## TASK DIRECTIONS
Return every entry exactly.

## GIVEN DATA

------------------------------------------------------------

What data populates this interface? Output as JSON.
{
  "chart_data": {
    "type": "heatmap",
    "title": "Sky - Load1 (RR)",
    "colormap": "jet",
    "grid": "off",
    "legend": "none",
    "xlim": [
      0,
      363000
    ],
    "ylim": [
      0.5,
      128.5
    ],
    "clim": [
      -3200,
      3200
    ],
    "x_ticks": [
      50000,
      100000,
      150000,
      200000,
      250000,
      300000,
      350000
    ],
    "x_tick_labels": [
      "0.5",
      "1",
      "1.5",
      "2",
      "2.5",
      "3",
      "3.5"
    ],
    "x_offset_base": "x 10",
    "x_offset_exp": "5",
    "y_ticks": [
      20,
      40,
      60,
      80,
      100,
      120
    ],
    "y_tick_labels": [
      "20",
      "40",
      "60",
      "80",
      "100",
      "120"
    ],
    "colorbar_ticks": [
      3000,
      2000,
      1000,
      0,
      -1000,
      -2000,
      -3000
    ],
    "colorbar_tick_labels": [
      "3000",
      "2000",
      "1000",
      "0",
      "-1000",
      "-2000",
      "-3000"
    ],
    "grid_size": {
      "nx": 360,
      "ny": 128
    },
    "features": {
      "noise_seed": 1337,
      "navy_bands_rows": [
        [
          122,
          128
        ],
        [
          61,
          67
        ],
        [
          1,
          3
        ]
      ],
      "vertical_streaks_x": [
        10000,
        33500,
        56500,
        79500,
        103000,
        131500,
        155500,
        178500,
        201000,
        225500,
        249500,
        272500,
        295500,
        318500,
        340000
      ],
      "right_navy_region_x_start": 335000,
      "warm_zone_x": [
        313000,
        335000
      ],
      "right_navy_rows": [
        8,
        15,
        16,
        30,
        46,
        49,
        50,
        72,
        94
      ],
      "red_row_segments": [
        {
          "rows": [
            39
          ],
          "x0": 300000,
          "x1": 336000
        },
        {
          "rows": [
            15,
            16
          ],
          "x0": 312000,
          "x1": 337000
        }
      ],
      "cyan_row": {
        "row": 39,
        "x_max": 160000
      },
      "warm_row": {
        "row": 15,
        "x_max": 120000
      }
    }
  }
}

------------------------------------------------------------

## SOLUTION FOR THIS TASK
What data populates this interface? Output as JSON.
{
  "chart_data": {
    "type": "heatmap",
    "title": "Sky - Load1 (RR)",
    "colormap": "jet",
    "grid": "off",
    "legend": "none",
    "xlim": [
      0,
      363000
    ],
    "ylim": [
      0.5,
      128.5
    ],
    "clim": [
      -3200,
      3200
    ],
    "x_ticks": [
      50000,
      100000,
      150000,
      200000,
      250000,
      300000,
      350000
    ],
    "x_tick_labels": [
      "0.5",
      "1",
      "1.5",
      "2",
      "2.5",
      "3",
      "3.5"
    ],
    "x_offset_base": "x 10",
    "x_offset_exp": "5",
    "y_ticks": [
      20,
      40,
      60,
      80,
      100,
      120
    ],
    "y_tick_labels": [
      "20",
      "40",
      "60",
      "80",
      "100",
      "120"
    ],
    "colorbar_ticks": [
      3000,
      2000,
      1000,
      0,
      -1000,
      -2000,
      -3000
    ],
    "colorbar_tick_labels": [
      "3000",
      "2000",
      "1000",
      "0",
      "-1000",
      "-2000",
      "-3000"
    ],
    "grid_size": {
      "nx": 360,
      "ny": 128
    },
    "features": {
      "noise_seed": 1337,
      "navy_bands_rows": [
        [
          122,
          128
        ],
        [
          61,
          67
        ],
        [
          1,
          3
        ]
      ],
      "vertical_streaks_x": [
        10000,
        33500,
        56500,
        79500,
        103000,
        131500,
        155500,
        178500,
        201000,
        225500,
        249500,
        272500,
        295500,
        318500,
        340000
      ],
      "right_navy_region_x_start": 335000,
      "warm_zone_x": [
        313000,
        335000
      ],
      "right_navy_rows": [
        8,
        15,
        16,
        30,
        46,
        49,
        50,
        72,
        94
      ],
      "red_row_segments": [
        {
          "rows": [
            39
          ],
          "x0": 300000,
          "x1": 336000
        },
        {
          "rows": [
            15,
            16
          ],
          "x0": 312000,
          "x1": 337000
        }
      ],
      "cyan_row": {
        "row": 39,
        "x_max": 160000
      },
      "warm_row": {
        "row": 15,
        "x_max": 120000
      }
    }
  }
}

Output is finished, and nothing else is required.